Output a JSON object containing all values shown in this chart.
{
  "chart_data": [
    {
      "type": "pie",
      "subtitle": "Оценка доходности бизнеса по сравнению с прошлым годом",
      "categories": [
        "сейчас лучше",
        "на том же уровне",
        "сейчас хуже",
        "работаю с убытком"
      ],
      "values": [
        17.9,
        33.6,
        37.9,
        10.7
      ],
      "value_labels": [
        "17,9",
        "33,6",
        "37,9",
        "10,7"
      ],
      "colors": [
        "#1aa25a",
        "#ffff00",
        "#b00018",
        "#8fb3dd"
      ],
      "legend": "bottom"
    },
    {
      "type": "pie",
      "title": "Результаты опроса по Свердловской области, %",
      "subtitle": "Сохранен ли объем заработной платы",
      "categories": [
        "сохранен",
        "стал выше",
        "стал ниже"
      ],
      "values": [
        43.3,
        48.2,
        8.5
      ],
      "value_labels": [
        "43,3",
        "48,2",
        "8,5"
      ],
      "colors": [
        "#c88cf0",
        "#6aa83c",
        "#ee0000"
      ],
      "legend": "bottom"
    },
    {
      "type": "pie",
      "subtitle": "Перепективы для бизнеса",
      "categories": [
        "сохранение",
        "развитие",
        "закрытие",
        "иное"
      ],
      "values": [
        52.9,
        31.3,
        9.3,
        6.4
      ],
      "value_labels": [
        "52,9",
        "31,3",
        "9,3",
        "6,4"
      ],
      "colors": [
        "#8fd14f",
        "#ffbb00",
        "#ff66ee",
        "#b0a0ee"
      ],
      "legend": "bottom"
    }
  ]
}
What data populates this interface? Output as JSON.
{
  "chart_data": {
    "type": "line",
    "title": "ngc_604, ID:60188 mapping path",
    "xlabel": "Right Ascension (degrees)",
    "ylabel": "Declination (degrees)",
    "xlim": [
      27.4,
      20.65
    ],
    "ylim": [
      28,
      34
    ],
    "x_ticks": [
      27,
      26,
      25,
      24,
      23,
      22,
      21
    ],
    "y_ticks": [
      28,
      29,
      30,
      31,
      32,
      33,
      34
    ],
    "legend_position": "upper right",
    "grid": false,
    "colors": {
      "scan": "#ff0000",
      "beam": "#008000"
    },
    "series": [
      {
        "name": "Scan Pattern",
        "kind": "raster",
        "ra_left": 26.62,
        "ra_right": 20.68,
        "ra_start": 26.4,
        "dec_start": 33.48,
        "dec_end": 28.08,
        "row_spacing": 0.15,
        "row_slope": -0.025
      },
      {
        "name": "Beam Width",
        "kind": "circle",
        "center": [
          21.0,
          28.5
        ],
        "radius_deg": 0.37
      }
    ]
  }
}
○ ○ ○ ○
Set exercise
Spot every line that holds "this" and copy it.

Full solution
Output a JSON object containing all values shown in this chart.
What data populates this interface? Output as JSON.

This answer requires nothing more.